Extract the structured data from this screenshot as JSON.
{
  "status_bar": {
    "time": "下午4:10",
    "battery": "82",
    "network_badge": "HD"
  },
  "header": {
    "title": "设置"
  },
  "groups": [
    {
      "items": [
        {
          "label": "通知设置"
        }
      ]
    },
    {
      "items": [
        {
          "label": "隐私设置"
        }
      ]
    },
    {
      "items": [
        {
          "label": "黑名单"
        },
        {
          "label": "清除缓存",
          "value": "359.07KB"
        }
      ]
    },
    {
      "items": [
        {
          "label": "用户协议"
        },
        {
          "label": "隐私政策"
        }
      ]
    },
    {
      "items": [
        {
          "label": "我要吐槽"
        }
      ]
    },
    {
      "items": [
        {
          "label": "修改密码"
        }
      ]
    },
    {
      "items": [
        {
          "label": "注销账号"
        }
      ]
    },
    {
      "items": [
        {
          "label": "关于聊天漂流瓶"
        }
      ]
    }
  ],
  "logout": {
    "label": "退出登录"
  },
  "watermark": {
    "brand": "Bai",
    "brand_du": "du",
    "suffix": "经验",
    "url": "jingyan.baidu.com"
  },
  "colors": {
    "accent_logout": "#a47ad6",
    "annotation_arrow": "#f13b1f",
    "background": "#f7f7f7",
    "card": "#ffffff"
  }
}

...

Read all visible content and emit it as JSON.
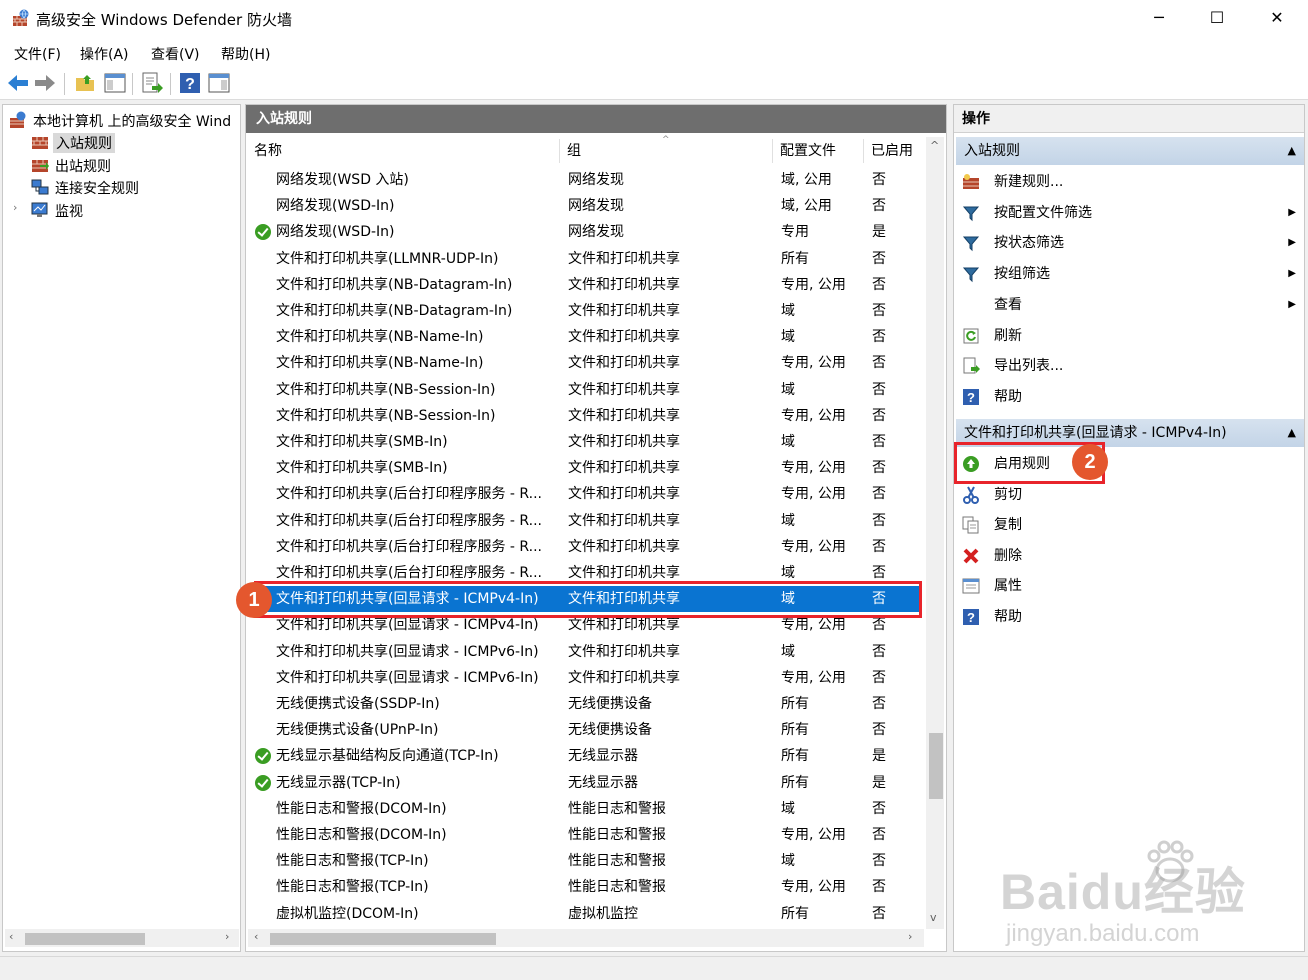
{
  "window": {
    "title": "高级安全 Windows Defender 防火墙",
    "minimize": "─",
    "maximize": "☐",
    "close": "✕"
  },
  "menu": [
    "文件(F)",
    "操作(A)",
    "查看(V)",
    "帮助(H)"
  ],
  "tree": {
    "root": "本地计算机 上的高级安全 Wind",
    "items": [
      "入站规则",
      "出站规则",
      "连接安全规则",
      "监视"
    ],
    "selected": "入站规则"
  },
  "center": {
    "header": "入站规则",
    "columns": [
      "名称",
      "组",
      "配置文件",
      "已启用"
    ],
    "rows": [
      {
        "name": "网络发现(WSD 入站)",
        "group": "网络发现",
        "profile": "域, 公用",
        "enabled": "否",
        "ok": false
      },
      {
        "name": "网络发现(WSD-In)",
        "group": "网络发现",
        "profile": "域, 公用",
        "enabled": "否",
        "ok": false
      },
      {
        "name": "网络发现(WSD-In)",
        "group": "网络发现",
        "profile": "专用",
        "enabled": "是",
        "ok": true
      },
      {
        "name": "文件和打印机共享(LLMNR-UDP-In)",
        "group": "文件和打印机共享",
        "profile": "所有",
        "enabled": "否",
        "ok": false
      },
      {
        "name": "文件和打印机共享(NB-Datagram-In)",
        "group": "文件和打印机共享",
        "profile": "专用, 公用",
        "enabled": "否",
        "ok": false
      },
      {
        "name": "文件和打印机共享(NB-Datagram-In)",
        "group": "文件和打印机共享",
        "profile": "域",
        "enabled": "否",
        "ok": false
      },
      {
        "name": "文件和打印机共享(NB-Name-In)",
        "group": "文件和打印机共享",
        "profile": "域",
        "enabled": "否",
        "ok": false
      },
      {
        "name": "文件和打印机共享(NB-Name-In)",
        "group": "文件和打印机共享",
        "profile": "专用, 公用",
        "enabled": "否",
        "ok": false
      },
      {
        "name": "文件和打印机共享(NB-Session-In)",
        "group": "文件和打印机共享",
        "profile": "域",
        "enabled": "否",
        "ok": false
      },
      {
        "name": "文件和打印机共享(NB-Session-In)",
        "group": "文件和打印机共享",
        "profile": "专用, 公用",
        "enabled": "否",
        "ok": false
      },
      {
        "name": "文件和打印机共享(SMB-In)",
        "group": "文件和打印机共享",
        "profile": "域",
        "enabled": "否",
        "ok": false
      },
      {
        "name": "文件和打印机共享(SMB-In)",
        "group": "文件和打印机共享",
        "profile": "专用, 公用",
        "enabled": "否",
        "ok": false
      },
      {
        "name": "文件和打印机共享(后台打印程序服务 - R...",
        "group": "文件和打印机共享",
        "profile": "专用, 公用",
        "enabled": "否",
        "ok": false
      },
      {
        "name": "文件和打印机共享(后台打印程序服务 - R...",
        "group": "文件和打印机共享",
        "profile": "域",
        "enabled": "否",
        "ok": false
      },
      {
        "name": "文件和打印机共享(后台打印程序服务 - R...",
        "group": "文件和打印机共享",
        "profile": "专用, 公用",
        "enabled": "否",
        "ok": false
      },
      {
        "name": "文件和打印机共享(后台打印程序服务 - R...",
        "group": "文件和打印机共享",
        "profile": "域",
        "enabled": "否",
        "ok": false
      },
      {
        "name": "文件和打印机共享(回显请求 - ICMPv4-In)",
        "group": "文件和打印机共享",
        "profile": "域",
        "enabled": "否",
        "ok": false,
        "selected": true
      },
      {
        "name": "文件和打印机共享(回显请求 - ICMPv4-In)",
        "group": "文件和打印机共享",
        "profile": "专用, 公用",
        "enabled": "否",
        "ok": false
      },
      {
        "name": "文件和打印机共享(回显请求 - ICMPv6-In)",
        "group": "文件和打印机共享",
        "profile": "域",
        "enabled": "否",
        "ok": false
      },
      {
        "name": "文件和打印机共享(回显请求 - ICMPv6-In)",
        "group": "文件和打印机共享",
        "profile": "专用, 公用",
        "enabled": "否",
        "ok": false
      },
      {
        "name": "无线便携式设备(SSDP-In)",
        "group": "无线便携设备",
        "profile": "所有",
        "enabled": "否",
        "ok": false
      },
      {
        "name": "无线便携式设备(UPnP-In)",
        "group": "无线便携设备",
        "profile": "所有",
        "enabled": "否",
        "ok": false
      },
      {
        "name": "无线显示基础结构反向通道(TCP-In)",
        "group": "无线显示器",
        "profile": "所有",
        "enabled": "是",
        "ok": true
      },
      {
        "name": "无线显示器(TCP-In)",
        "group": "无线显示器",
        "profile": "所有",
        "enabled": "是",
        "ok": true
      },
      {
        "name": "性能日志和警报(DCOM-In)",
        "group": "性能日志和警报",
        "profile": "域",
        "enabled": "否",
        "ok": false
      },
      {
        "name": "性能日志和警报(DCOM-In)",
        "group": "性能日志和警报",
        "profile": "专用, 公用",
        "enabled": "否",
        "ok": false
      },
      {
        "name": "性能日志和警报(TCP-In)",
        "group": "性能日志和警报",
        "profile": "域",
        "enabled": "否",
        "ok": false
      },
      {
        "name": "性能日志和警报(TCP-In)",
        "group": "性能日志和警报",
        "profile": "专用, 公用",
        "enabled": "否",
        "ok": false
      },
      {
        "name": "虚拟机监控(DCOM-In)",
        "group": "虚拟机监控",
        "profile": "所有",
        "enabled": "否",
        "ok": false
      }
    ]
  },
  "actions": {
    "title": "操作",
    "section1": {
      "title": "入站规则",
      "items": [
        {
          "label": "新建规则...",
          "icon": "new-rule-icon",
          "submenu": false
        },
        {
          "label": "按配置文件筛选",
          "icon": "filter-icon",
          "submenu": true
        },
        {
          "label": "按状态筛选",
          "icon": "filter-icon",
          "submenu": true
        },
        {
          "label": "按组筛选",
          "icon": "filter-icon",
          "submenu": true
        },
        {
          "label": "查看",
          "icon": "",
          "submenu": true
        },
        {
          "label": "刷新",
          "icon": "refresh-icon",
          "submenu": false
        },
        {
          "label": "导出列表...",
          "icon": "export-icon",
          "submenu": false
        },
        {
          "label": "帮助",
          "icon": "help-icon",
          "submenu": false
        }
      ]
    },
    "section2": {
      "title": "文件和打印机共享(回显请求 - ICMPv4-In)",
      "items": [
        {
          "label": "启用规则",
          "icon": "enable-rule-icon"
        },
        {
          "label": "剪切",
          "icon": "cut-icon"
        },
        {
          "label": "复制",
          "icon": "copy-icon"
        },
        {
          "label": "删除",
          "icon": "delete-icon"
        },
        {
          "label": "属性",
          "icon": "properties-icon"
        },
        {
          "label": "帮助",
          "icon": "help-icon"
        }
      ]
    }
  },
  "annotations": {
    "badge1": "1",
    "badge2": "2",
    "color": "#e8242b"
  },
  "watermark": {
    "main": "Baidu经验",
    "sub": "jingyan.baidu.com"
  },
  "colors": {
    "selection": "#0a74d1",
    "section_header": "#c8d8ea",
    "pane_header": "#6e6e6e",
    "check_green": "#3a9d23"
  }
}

= Exercise task =
Check each line of the data above for the string "title", then report how many lines have it, with no other words.

= Solution =
5